** Start **
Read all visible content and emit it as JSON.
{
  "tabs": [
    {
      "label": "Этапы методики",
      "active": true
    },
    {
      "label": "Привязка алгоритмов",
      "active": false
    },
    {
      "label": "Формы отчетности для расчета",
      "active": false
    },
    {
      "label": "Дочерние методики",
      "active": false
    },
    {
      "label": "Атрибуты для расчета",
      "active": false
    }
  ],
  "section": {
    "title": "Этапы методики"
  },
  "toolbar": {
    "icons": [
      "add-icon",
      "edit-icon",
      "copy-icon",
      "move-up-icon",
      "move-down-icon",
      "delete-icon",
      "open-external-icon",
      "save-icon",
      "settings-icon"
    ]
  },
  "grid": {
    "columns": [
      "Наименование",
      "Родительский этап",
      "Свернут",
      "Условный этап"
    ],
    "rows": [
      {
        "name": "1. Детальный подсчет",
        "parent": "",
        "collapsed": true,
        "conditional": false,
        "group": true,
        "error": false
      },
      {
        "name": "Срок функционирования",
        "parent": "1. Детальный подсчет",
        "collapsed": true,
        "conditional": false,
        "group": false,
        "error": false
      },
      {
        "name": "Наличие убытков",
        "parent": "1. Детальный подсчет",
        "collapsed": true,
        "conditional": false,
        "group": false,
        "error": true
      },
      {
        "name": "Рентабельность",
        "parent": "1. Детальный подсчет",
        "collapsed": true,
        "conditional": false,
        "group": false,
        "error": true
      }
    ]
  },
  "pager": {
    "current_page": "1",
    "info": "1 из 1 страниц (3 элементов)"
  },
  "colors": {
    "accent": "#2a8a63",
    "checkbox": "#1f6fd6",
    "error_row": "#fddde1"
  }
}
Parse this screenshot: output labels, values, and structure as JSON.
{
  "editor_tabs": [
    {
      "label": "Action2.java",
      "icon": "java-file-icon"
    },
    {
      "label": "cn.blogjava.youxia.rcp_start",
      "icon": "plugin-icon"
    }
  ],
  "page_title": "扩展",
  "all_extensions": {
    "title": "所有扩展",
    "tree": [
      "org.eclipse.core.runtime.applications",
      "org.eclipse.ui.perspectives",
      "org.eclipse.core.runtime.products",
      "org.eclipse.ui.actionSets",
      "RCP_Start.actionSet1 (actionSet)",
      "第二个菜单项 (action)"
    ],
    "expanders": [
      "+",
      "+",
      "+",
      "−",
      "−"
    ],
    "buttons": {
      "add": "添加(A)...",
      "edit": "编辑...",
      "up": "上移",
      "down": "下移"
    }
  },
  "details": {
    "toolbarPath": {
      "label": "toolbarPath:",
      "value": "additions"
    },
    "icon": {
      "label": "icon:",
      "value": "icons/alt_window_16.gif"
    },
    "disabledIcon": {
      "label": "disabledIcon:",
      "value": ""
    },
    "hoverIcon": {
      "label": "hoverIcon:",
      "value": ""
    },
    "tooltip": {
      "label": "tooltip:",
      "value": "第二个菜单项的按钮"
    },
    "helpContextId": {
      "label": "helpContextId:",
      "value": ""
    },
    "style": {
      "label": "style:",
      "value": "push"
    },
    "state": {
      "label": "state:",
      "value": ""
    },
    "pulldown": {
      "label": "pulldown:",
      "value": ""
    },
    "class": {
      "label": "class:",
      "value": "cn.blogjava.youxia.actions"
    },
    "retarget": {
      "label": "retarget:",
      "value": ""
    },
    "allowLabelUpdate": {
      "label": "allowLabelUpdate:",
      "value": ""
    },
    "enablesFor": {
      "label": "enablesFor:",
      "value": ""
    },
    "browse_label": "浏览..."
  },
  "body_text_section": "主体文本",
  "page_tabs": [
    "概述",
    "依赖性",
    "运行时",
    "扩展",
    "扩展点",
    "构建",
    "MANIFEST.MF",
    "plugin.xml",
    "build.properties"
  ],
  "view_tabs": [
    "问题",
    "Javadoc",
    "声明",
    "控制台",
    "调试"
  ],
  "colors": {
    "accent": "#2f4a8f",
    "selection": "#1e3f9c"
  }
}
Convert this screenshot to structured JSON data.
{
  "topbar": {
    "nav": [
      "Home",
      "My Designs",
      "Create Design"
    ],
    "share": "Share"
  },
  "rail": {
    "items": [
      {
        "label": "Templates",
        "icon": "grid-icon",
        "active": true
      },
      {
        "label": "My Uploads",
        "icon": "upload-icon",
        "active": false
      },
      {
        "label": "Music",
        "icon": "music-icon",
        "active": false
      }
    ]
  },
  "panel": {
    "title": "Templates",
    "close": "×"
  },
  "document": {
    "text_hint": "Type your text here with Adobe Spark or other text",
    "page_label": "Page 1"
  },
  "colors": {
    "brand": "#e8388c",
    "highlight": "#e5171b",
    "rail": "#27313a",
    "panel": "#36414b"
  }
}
** End **
■ **GIVEN INSTRUCTION**
Print every line of the records exactly. Omit nothing.

■ **COMPLETED TASK**
Read all visible content and emit it as JSON.
{
  "tabs": [
    {
      "label": "Этапы методики",
      "active": true
    },
    {
      "label": "Привязка алгоритмов",
      "active": false
    },
    {
      "label": "Формы отчетности для расчета",
      "active": false
    },
    {
      "label": "Дочерние методики",
      "active": false
    },
    {
      "label": "Атрибуты для расчета",
      "active": false
    }
  ],
  "section": {
    "title": "Этапы методики"
  },
  "toolbar": {
    "icons": [
      "add-icon",
      "edit-icon",
      "copy-icon",
      "move-up-icon",
      "move-down-icon",
      "delete-icon",
      "open-external-icon",
      "save-icon",
      "settings-icon"
    ]
  },
  "grid": {
    "columns": [
      "Наименование",
      "Родительский этап",
      "Свернут",
      "Условный этап"
    ],
    "rows": [
      {
        "name": "1. Детальный подсчет",
        "parent": "",
        "collapsed": true,
        "conditional": false,
        "group": true,
        "error": false
      },
      {
        "name": "Срок функционирования",
        "parent": "1. Детальный подсчет",
        "collapsed": true,
        "conditional": false,
        "group": false,
        "error": false
      },
      {
        "name": "Наличие убытков",
        "parent": "1. Детальный подсчет",
        "collapsed": true,
        "conditional": false,
        "group": false,
        "error": true
      },
      {
        "name": "Рентабельность",
        "parent": "1. Детальный подсчет",
        "collapsed": true,
        "conditional": false,
        "group": false,
        "error": true
      }
    ]
  },
  "pager": {
    "current_page": "1",
    "info": "1 из 1 страниц (3 элементов)"
  },
  "colors": {
    "accent": "#2a8a63",
    "checkbox": "#1f6fd6",
    "error_row": "#fddde1"
  }
}
Parse this screenshot: output labels, values, and structure as JSON.
{
  "editor_tabs": [
    {
      "label": "Action2.java",
      "icon": "java-file-icon"
    },
    {
      "label": "cn.blogjava.youxia.rcp_start",
      "icon": "plugin-icon"
    }
  ],
  "page_title": "扩展",
  "all_extensions": {
    "title": "所有扩展",
    "tree": [
      "org.eclipse.core.runtime.applications",
      "org.eclipse.ui.perspectives",
      "org.eclipse.core.runtime.products",
      "org.eclipse.ui.actionSets",
      "RCP_Start.actionSet1 (actionSet)",
      "第二个菜单项 (action)"
    ],
    "expanders": [
      "+",
      "+",
      "+",
      "−",
      "−"
    ],
    "buttons": {
      "add": "添加(A)...",
      "edit": "编辑...",
      "up": "上移",
      "down": "下移"
    }
  },
  "details": {
    "toolbarPath": {
      "label": "toolbarPath:",
      "value": "additions"
    },
    "icon": {
      "label": "icon:",
      "value": "icons/alt_window_16.gif"
    },
    "disabledIcon": {
      "label": "disabledIcon:",
      "value": ""
    },
    "hoverIcon": {
      "label": "hoverIcon:",
      "value": ""
    },
    "tooltip": {
      "label": "tooltip:",
      "value": "第二个菜单项的按钮"
    },
    "helpContextId": {
      "label": "helpContextId:",
      "value": ""
    },
    "style": {
      "label": "style:",
      "value": "push"
    },
    "state": {
      "label": "state:",
      "value": ""
    },
    "pulldown": {
      "label": "pulldown:",
      "value": ""
    },
    "class": {
      "label": "class:",
      "value": "cn.blogjava.youxia.actions"
    },
    "retarget": {
      "label": "retarget:",
      "value": ""
    },
    "allowLabelUpdate": {
      "label": "allowLabelUpdate:",
      "value": ""
    },
    "enablesFor": {
      "label": "enablesFor:",
      "value": ""
    },
    "browse_label": "浏览..."
  },
  "body_text_section": "主体文本",
  "page_tabs": [
    "概述",
    "依赖性",
    "运行时",
    "扩展",
    "扩展点",
    "构建",
    "MANIFEST.MF",
    "plugin.xml",
    "build.properties"
  ],
  "view_tabs": [
    "问题",
    "Javadoc",
    "声明",
    "控制台",
    "调试"
  ],
  "colors": {
    "accent": "#2f4a8f",
    "selection": "#1e3f9c"
  }
}
Convert this screenshot to structured JSON data.
{
  "topbar": {
    "nav": [
      "Home",
      "My Designs",
      "Create Design"
    ],
    "share": "Share"
  },
  "rail": {
    "items": [
      {
        "label": "Templates",
        "icon": "grid-icon",
        "active": true
      },
      {
        "label": "My Uploads",
        "icon": "upload-icon",
        "active": false
      },
      {
        "label": "Music",
        "icon": "music-icon",
        "active": false
      }
    ]
  },
  "panel": {
    "title": "Templates",
    "close": "×"
  },
  "document": {
    "text_hint": "Type your text here with Adobe Spark or other text",
    "page_label": "Page 1"
  },
  "colors": {
    "brand": "#e8388c",
    "highlight": "#e5171b",
    "rail": "#27313a",
    "panel": "#36414b"
  }
}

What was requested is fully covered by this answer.